### DO THIS
In the entries below, find every line with "Heike" and copy it.

### DATA FOR THE TASK
****

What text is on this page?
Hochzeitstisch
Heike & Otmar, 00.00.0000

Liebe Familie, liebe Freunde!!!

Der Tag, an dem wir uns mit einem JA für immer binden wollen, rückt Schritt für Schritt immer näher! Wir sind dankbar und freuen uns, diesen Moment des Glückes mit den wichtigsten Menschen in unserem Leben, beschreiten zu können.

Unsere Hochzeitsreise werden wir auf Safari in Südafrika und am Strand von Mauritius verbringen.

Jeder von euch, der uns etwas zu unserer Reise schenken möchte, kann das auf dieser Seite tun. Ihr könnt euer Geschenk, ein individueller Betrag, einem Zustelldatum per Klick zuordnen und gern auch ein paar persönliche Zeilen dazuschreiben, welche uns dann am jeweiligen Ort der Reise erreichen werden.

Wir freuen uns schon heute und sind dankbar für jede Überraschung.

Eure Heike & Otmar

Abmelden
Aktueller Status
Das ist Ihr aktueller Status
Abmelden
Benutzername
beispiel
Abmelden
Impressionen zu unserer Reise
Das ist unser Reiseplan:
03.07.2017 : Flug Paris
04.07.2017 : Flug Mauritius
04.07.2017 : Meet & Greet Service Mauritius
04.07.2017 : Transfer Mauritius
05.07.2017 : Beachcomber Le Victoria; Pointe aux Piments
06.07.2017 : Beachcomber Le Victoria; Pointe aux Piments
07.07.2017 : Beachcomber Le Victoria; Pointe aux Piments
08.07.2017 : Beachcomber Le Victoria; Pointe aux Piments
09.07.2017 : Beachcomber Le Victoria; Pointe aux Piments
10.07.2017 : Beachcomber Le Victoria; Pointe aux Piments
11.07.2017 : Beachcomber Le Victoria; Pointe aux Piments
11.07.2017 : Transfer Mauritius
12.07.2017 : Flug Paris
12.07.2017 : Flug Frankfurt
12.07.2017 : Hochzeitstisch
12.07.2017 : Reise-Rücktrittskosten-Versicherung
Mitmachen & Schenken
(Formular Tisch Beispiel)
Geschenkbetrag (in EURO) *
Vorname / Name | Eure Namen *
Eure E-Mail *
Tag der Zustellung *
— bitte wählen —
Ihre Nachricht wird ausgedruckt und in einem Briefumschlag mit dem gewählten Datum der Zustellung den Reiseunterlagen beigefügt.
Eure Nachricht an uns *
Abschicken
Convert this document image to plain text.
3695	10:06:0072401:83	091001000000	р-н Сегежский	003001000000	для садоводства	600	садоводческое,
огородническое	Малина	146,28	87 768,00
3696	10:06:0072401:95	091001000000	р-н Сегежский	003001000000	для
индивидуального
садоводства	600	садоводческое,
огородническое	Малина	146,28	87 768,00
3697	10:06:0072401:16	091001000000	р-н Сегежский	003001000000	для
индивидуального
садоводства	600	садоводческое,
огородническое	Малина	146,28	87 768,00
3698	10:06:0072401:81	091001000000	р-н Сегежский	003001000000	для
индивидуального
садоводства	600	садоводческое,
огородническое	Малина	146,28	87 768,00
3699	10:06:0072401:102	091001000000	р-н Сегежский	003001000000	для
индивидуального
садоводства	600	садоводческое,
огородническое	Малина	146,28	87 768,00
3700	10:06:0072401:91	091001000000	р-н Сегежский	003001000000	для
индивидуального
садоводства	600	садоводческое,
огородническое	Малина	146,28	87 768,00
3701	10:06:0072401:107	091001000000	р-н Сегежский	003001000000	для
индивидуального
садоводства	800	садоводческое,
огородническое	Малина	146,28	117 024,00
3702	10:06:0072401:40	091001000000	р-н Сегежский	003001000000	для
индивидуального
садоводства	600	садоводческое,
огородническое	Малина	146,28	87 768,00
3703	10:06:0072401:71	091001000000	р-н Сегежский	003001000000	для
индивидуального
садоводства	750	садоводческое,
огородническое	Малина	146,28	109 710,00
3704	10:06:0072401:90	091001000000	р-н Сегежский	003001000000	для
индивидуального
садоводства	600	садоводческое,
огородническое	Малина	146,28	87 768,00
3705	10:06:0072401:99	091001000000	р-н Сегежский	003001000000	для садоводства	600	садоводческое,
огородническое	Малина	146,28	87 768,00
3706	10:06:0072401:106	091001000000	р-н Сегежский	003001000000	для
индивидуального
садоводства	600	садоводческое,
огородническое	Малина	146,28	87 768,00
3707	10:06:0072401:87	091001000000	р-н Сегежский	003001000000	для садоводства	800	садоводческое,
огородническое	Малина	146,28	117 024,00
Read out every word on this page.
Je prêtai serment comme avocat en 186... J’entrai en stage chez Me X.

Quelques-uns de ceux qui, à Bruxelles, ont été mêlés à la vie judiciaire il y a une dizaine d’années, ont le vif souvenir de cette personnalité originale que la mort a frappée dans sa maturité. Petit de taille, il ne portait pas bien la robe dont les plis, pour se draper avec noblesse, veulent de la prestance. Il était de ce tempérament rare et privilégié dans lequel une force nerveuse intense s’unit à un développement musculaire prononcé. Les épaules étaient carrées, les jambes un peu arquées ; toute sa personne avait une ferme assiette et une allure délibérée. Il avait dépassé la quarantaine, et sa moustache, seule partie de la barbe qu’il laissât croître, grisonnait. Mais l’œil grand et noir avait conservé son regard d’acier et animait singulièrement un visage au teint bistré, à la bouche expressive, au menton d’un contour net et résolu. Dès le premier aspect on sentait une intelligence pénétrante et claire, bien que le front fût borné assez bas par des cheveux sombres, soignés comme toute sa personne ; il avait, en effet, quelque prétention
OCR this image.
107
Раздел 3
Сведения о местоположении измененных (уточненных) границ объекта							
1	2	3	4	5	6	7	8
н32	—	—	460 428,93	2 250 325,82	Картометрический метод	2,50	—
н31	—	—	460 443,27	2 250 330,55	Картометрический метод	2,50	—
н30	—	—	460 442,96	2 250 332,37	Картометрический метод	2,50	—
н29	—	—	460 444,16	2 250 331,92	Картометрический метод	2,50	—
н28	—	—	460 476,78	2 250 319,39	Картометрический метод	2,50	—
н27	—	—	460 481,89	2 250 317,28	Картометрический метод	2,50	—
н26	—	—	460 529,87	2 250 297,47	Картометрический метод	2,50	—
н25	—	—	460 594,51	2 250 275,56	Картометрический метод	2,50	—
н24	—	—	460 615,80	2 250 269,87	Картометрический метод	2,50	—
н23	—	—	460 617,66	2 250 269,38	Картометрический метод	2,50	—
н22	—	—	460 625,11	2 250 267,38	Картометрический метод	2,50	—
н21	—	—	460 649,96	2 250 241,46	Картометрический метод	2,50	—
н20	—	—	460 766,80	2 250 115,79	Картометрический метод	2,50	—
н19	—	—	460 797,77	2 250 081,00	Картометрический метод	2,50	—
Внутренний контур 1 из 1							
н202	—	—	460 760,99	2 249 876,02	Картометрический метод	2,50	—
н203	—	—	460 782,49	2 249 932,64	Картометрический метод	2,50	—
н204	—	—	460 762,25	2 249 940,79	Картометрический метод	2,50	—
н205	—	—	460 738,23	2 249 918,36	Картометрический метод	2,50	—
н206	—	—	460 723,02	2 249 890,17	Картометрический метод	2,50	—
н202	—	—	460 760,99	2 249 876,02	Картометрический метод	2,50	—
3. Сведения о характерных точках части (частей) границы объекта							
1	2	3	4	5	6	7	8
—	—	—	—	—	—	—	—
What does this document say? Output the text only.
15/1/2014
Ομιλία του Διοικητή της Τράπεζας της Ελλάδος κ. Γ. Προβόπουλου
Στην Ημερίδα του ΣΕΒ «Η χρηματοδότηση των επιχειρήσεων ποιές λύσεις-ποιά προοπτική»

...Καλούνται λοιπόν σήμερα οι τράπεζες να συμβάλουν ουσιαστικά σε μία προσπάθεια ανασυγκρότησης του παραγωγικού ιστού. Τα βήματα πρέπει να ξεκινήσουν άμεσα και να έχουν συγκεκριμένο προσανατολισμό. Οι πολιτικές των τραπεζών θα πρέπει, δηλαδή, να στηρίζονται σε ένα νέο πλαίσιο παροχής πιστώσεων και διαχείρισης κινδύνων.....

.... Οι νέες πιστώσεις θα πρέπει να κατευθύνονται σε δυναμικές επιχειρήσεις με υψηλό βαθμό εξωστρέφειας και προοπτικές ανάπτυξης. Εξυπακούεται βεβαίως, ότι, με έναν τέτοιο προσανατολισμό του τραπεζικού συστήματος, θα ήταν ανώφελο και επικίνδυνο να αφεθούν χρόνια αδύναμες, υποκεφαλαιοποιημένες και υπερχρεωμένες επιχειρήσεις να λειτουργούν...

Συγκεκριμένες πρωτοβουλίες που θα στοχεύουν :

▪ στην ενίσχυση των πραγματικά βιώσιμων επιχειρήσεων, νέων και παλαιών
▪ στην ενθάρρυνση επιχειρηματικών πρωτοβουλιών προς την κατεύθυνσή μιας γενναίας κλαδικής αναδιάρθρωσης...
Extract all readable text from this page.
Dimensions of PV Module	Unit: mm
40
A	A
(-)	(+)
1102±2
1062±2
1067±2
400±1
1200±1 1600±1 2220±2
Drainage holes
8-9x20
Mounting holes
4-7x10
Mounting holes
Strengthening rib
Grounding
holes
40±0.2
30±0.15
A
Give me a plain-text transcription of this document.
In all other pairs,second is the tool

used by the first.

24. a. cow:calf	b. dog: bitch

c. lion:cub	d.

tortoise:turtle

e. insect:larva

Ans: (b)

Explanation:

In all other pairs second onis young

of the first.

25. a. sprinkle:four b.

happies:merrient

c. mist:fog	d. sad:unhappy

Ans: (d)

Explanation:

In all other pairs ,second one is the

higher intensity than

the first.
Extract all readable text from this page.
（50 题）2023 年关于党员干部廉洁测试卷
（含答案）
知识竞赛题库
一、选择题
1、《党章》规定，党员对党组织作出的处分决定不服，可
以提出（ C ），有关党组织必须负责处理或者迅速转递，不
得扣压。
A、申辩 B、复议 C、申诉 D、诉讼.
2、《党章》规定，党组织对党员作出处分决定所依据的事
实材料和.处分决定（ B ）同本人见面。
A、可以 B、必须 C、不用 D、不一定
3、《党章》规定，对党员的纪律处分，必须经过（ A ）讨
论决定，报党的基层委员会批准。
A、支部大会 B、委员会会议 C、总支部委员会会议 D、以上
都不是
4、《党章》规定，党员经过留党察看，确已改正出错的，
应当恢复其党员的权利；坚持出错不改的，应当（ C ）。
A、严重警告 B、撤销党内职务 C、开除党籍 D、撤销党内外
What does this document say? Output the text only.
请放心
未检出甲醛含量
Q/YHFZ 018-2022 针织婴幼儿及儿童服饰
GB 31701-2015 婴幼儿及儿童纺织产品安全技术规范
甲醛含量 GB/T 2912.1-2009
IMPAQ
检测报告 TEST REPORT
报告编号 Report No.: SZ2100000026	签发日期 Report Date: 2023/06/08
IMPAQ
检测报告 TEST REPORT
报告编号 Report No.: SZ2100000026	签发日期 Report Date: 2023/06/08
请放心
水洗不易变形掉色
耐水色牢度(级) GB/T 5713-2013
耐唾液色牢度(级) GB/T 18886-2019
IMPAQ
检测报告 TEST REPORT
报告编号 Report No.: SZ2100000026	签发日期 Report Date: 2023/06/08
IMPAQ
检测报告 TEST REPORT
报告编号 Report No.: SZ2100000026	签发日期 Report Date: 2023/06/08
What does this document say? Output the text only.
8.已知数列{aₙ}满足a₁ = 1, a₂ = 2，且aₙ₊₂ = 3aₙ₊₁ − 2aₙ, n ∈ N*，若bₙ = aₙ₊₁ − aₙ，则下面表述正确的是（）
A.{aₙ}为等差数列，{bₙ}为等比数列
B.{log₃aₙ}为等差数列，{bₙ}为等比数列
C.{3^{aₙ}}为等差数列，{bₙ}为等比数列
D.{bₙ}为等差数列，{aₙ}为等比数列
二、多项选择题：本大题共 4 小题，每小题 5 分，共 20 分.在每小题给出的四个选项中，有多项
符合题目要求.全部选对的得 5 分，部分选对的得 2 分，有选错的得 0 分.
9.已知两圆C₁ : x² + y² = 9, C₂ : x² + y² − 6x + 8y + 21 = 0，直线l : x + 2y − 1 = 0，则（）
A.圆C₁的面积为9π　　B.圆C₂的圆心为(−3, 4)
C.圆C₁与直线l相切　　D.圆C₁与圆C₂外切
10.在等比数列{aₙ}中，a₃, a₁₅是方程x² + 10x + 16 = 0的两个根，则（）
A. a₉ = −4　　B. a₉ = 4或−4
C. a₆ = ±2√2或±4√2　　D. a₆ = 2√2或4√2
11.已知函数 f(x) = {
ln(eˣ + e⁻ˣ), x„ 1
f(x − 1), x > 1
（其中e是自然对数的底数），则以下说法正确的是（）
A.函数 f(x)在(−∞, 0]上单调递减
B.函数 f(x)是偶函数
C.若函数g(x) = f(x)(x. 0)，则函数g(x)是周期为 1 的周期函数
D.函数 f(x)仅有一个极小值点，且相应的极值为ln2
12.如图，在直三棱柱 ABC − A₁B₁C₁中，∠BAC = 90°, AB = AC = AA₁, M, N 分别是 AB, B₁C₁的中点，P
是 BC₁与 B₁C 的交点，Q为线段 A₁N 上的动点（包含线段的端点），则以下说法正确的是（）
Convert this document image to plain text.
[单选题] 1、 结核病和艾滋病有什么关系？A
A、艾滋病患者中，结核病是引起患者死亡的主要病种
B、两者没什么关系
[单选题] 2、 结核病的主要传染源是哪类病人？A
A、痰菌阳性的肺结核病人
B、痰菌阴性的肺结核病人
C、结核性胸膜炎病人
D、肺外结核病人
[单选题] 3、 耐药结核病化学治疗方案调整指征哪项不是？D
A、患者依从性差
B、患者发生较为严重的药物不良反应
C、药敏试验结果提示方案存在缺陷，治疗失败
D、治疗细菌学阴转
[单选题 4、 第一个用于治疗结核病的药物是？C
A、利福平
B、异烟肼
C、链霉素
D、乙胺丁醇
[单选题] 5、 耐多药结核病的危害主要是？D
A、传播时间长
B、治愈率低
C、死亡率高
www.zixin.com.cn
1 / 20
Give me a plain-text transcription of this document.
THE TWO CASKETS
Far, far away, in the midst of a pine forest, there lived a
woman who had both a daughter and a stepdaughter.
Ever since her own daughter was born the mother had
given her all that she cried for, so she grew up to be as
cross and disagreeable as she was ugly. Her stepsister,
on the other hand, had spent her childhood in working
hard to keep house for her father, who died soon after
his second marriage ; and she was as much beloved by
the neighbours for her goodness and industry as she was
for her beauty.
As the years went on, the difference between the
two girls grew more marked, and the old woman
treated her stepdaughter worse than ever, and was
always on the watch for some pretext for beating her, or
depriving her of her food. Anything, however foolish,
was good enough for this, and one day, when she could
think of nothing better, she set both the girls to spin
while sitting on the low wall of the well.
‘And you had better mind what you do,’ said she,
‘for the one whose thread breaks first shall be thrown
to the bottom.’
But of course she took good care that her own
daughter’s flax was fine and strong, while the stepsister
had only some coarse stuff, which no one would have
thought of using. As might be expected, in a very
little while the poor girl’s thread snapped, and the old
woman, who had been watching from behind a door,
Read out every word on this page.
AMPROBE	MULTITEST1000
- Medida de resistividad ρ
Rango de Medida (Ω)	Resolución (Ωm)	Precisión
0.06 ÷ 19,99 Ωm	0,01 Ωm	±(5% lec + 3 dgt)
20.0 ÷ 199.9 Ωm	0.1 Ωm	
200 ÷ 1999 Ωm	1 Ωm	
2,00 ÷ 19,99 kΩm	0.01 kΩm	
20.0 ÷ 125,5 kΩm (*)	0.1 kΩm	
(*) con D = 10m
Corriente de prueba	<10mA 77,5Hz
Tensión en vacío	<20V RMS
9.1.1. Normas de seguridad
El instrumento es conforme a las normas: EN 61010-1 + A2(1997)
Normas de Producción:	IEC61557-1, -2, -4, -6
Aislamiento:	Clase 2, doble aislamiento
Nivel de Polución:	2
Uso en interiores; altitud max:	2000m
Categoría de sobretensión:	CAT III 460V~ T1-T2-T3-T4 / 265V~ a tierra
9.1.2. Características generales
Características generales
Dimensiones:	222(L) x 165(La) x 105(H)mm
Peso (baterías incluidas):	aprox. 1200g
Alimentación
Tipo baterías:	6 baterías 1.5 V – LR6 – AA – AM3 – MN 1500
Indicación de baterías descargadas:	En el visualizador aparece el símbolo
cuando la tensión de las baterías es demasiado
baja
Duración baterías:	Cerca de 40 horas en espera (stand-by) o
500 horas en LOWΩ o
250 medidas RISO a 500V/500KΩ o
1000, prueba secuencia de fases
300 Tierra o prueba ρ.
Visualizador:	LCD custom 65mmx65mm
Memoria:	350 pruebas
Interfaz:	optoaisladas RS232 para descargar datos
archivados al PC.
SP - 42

****

### SOLUTION TO THIS EXERCISE
Heike & Otmar, 00.00.0000
Eure Heike & Otmar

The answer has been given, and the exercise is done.